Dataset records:

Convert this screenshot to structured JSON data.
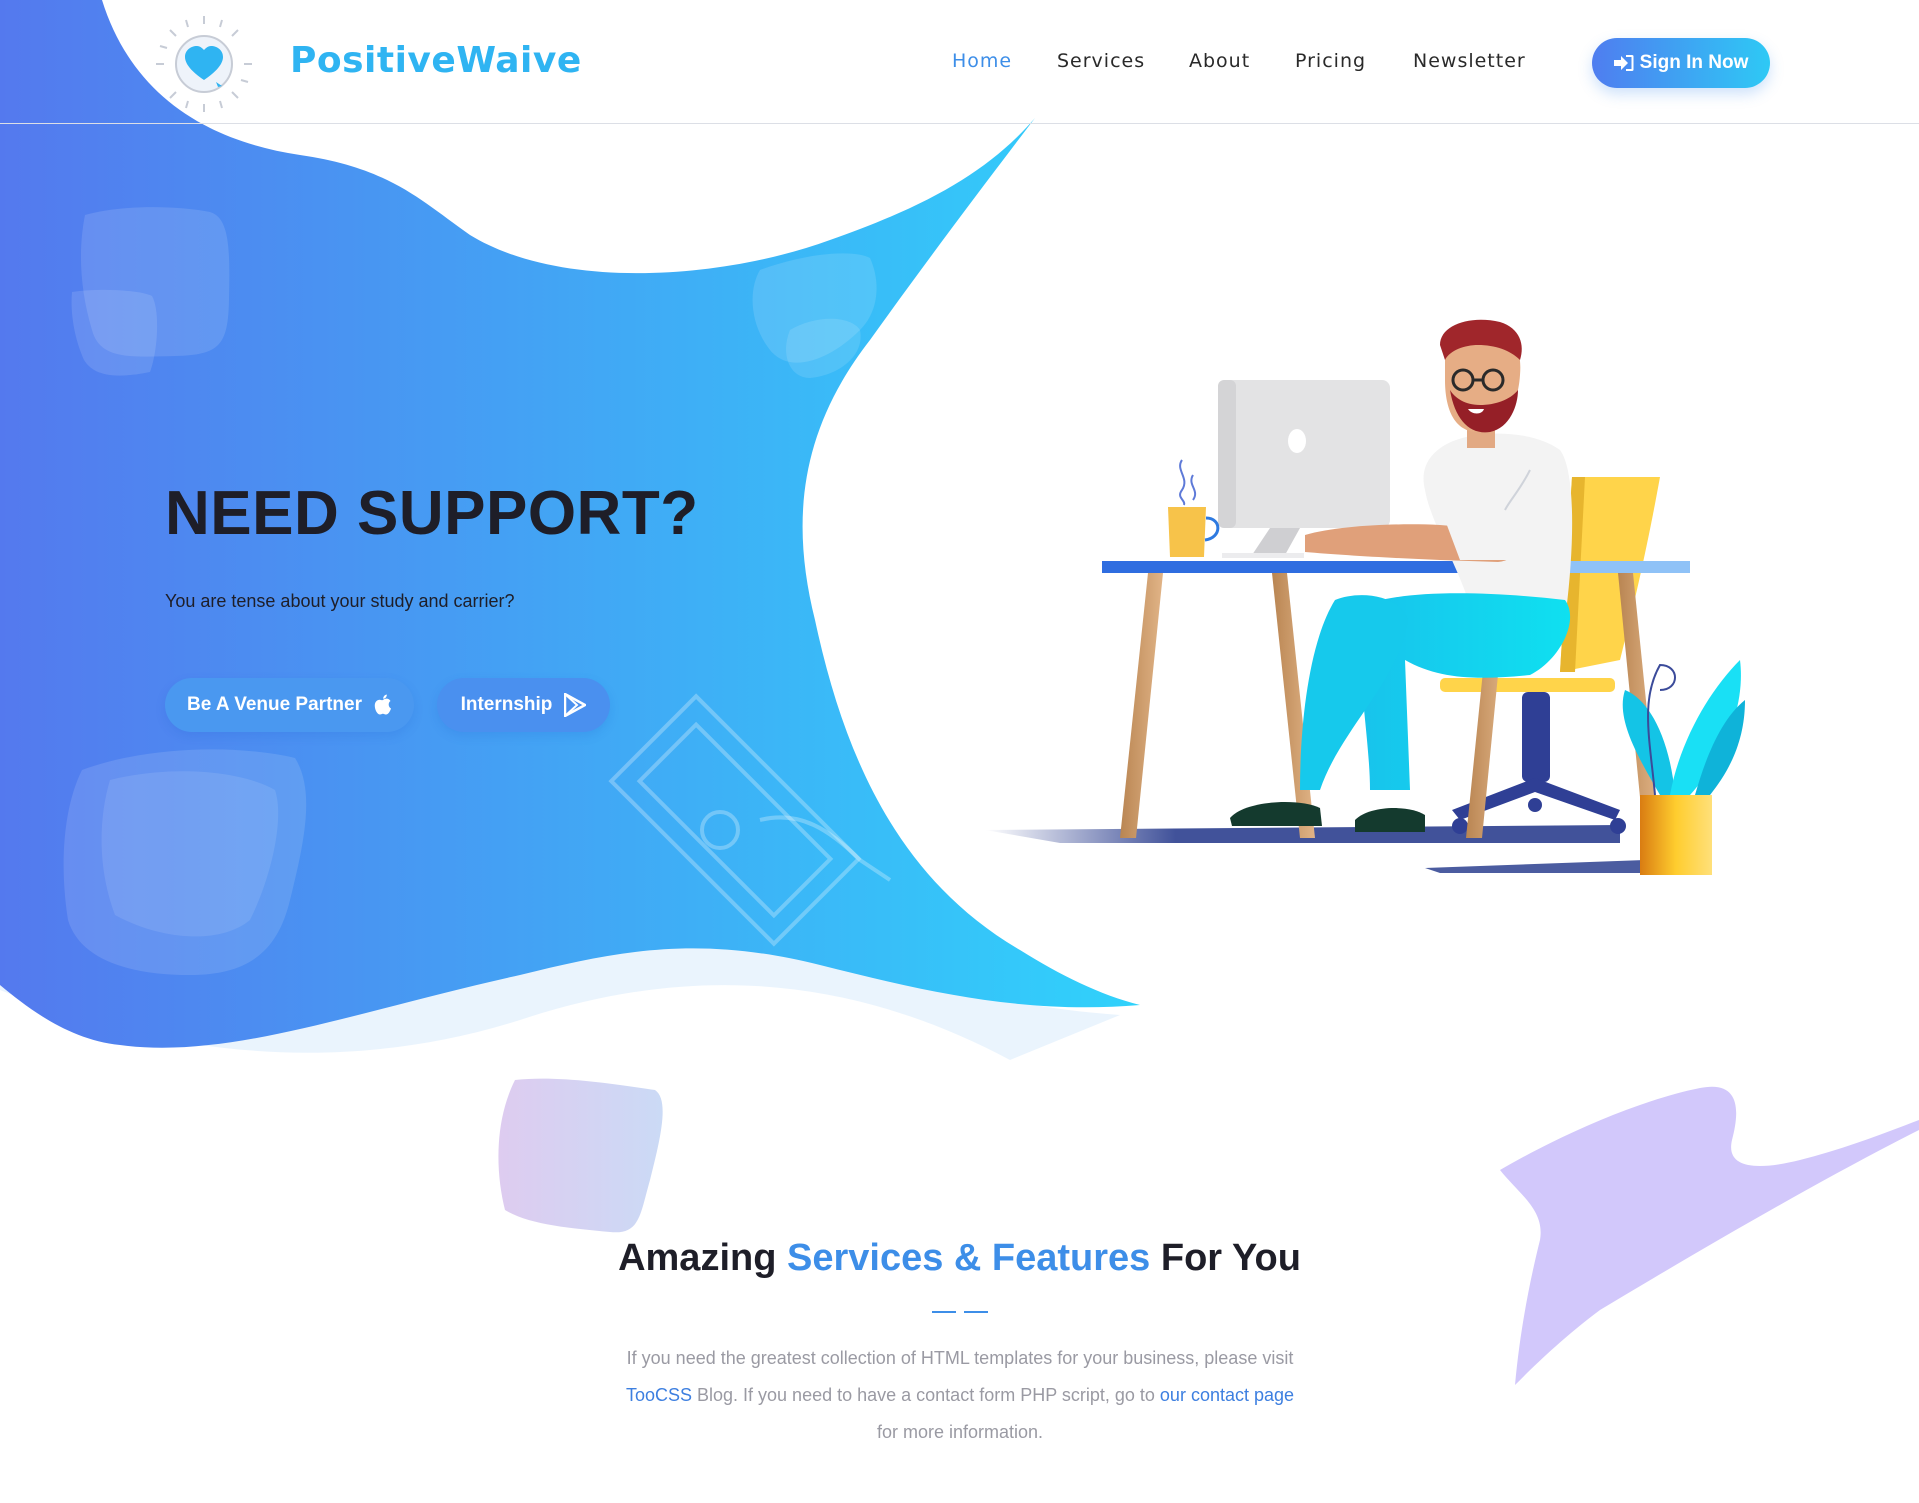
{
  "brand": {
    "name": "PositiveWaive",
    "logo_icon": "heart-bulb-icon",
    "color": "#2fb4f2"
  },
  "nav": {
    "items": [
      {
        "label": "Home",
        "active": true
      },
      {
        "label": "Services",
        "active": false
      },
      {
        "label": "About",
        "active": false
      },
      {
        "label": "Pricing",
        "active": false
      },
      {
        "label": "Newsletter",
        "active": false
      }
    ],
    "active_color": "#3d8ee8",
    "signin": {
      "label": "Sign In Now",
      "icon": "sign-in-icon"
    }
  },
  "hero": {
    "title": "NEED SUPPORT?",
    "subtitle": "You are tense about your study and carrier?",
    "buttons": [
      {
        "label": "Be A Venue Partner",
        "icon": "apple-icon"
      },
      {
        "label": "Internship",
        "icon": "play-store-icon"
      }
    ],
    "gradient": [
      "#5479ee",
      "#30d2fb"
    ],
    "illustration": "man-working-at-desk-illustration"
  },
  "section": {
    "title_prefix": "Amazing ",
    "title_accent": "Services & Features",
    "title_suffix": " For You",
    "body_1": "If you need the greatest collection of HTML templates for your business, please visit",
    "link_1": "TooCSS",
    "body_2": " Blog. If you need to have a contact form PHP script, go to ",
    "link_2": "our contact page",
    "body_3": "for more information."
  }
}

...

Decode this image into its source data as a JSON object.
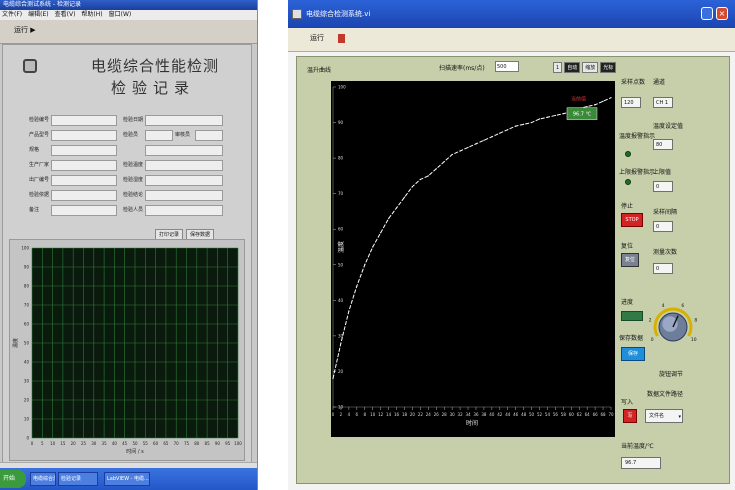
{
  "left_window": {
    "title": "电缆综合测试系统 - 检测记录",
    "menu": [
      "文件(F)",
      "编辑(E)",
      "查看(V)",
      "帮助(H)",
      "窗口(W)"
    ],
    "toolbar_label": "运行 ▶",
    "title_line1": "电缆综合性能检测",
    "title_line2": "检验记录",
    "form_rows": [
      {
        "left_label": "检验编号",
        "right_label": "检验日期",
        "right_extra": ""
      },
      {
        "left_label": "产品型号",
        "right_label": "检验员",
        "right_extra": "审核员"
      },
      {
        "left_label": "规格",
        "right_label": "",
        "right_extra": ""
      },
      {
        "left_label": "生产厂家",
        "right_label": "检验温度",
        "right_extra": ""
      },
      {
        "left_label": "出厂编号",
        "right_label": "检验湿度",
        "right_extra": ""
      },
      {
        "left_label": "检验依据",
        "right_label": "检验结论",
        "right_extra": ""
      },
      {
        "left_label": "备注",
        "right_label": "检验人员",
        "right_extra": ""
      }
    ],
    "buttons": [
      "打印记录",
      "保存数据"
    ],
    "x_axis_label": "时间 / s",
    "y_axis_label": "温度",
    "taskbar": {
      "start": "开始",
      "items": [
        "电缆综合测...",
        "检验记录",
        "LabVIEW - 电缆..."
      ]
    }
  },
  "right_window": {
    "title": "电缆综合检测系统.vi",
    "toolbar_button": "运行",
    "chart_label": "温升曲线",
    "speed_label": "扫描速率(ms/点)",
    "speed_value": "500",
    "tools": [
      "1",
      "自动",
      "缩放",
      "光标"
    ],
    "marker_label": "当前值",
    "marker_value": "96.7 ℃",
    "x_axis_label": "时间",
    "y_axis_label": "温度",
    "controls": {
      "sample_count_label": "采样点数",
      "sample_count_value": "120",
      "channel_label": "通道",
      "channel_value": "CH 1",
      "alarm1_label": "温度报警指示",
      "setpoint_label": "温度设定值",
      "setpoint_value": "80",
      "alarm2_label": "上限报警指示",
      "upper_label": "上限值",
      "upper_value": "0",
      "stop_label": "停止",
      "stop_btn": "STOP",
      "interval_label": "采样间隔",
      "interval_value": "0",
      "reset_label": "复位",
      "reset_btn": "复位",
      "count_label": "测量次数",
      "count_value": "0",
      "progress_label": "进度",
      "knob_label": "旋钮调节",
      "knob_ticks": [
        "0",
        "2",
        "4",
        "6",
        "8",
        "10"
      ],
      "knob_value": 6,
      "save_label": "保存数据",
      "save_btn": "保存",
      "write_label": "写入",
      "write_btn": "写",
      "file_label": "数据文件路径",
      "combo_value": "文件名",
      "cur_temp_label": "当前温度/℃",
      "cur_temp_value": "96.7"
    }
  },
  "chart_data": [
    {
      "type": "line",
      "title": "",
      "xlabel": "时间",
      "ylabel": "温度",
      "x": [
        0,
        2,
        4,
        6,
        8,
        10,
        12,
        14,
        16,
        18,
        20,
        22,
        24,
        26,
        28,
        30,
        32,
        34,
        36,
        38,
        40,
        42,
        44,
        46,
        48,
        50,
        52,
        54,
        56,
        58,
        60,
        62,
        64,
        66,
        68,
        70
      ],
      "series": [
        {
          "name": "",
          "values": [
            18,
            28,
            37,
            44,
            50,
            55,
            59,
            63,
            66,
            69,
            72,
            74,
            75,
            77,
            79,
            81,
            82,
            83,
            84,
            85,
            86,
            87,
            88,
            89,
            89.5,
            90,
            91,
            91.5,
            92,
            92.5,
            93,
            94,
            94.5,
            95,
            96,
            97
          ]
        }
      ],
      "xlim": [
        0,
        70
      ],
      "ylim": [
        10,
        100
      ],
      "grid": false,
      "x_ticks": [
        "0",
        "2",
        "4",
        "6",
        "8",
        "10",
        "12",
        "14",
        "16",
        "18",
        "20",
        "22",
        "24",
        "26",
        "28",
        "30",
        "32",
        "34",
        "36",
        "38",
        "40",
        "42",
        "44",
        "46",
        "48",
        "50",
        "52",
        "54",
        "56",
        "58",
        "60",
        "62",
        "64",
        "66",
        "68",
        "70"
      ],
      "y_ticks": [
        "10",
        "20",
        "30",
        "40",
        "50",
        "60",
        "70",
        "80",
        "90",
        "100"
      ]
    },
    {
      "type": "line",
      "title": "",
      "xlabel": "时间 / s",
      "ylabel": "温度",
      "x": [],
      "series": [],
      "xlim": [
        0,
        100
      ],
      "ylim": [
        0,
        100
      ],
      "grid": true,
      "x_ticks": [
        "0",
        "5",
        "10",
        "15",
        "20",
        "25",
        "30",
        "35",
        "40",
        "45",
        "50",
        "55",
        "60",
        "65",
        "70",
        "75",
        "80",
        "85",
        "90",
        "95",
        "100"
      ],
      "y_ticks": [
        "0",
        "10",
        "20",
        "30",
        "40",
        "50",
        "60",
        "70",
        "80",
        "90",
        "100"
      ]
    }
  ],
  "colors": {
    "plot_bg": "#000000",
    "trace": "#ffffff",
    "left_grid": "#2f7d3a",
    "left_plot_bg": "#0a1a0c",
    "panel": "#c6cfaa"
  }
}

▶ [Stated problem] Write down every line of the data above that includes the string "contact".

▶ [Result]
    "body_2": " Blog. If you need to have a contact form PHP script, go to ",
    "link_2": "our contact page",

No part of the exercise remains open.